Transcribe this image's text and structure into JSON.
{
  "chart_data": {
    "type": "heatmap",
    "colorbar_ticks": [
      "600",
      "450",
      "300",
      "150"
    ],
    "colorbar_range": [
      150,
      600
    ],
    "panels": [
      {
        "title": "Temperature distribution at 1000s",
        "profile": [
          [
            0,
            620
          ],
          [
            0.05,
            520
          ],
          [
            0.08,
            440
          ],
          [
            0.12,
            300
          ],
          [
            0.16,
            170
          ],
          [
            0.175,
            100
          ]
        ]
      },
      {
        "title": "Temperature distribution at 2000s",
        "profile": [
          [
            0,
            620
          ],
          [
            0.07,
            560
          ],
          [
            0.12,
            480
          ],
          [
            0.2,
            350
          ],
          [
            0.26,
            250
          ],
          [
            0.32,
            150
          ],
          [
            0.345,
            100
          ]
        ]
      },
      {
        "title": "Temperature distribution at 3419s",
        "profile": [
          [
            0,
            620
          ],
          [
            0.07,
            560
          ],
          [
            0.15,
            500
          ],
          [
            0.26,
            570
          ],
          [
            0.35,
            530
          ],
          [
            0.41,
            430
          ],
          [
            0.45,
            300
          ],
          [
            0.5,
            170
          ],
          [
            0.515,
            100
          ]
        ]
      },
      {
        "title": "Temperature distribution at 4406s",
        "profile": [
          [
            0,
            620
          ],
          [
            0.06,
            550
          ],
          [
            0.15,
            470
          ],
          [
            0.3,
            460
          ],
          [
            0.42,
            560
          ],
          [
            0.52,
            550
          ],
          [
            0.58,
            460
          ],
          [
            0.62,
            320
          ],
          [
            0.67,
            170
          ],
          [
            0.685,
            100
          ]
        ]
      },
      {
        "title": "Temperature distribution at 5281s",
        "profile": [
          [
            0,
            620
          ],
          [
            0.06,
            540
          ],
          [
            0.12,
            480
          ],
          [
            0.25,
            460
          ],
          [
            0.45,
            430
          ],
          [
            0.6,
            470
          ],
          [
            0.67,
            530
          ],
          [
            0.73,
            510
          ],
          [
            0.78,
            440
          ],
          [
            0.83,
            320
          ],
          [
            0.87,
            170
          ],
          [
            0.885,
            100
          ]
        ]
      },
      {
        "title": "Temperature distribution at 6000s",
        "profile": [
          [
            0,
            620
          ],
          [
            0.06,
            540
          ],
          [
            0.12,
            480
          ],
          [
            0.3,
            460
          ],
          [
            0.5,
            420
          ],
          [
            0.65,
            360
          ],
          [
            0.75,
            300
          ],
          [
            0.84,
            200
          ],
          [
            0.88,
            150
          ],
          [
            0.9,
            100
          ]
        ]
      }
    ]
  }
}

▸ YOUR GOAL
Provide the count, and nothing else, of lines in the data above where the word "title" occurs.

▸ SOLUTION
6